DO THIS: Extract every line below that contains the word "host".

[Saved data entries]

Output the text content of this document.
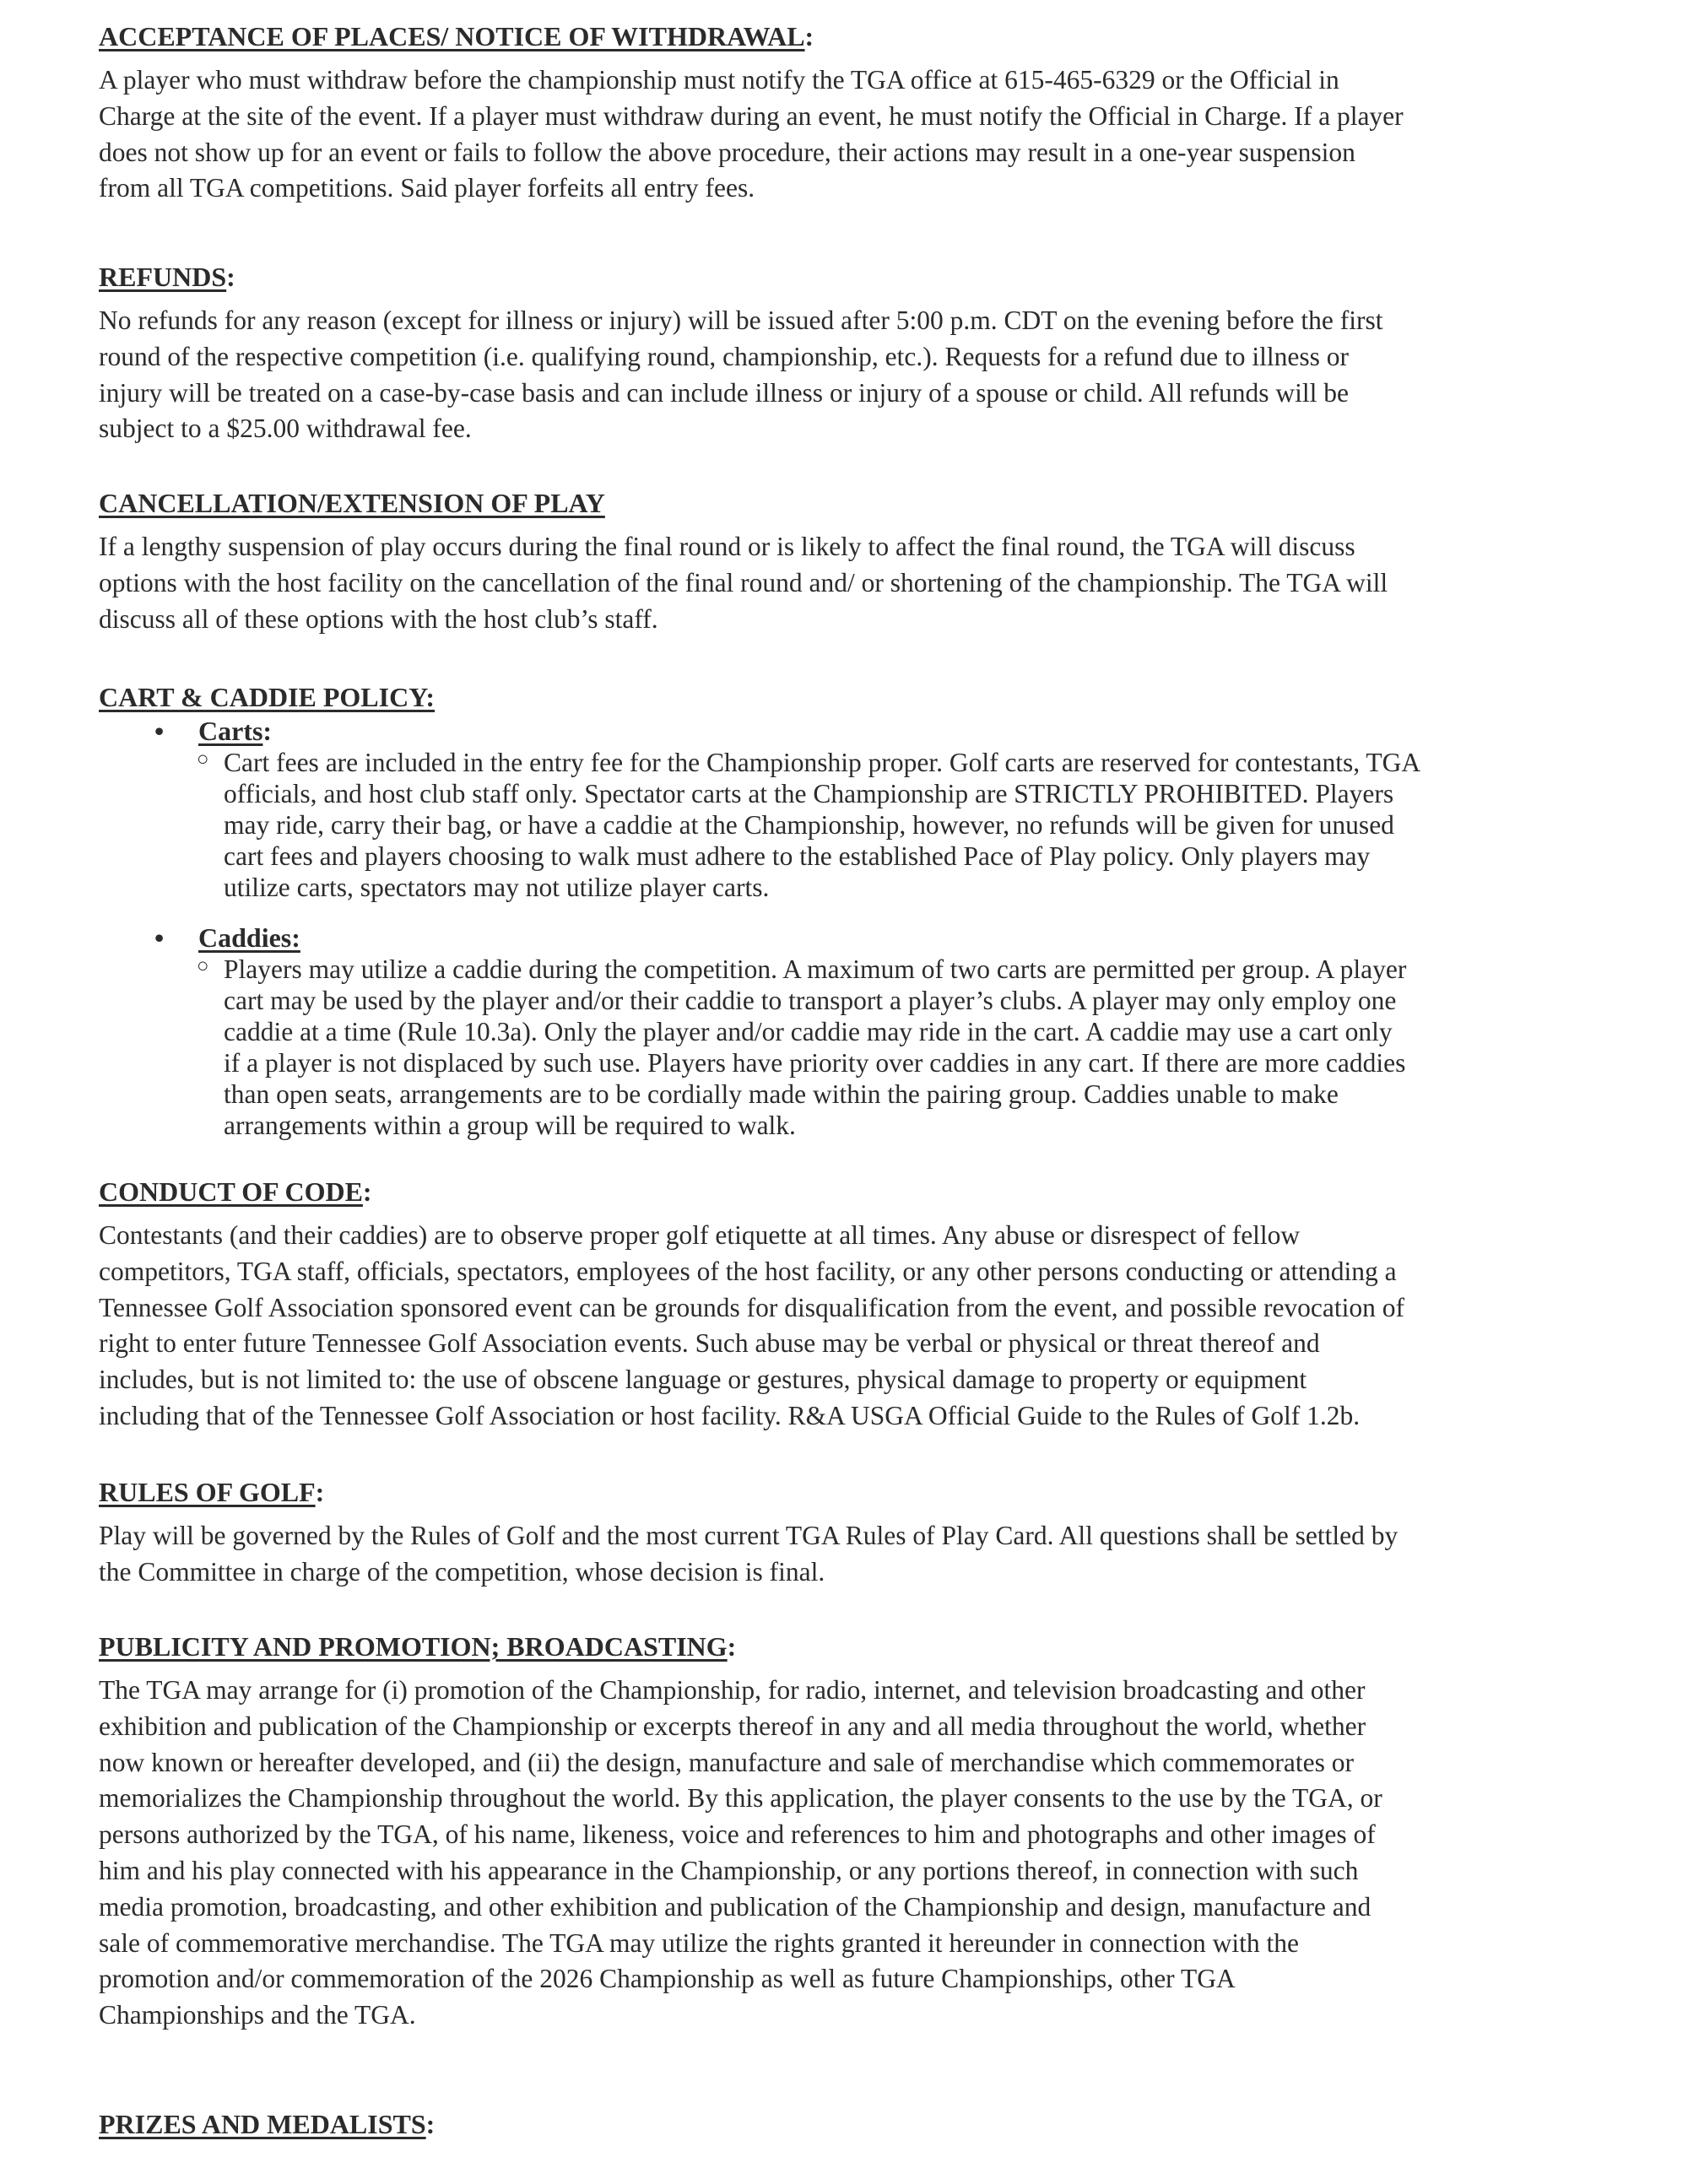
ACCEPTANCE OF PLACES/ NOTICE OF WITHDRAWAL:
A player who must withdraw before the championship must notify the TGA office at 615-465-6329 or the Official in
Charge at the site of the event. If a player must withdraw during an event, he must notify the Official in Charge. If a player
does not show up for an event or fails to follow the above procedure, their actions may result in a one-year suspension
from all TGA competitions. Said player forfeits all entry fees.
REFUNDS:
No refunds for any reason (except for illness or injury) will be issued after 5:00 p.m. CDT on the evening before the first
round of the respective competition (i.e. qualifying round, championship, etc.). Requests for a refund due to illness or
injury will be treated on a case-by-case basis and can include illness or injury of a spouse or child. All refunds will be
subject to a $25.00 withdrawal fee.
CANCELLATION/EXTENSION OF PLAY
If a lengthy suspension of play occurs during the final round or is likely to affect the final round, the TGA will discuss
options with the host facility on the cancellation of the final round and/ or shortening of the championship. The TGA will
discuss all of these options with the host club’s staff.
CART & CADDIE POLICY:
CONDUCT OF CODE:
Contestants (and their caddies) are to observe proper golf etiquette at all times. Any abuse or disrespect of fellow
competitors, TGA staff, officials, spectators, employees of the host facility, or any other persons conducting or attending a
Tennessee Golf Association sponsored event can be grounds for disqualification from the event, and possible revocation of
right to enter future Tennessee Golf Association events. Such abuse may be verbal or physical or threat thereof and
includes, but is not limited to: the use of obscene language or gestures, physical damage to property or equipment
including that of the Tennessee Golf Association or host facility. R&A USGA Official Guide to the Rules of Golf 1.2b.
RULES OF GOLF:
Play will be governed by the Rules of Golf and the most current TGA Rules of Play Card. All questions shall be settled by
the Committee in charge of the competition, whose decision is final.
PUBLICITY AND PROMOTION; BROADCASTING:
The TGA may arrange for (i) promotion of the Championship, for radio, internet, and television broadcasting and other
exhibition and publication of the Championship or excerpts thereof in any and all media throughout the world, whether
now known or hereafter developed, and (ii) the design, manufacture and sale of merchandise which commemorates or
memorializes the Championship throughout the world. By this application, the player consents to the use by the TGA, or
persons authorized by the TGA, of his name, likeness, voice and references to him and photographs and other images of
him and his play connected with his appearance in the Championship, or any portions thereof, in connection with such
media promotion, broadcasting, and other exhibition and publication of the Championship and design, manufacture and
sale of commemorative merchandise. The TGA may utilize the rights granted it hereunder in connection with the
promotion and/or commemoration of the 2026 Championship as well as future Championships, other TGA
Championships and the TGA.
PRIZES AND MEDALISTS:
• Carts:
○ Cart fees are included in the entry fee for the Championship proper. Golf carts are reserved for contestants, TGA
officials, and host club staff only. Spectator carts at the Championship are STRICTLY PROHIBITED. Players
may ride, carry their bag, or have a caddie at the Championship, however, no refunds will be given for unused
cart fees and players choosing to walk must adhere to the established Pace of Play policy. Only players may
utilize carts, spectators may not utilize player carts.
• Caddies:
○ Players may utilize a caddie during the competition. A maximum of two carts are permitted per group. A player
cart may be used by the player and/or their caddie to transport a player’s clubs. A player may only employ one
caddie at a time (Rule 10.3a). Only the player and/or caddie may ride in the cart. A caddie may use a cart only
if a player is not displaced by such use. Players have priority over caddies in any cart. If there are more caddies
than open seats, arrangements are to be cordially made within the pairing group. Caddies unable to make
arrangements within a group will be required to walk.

WRITTEN RESPONSE:
options with the host facility on the cancellation of the final round and/ or shortening of the championship. The TGA will
discuss all of these options with the host club’s staff.
competitors, TGA staff, officials, spectators, employees of the host facility, or any other persons conducting or attending a
including that of the Tennessee Golf Association or host facility. R&A USGA Official Guide to the Rules of Golf 1.2b.
officials, and host club staff only. Spectator carts at the Championship are STRICTLY PROHIBITED. Players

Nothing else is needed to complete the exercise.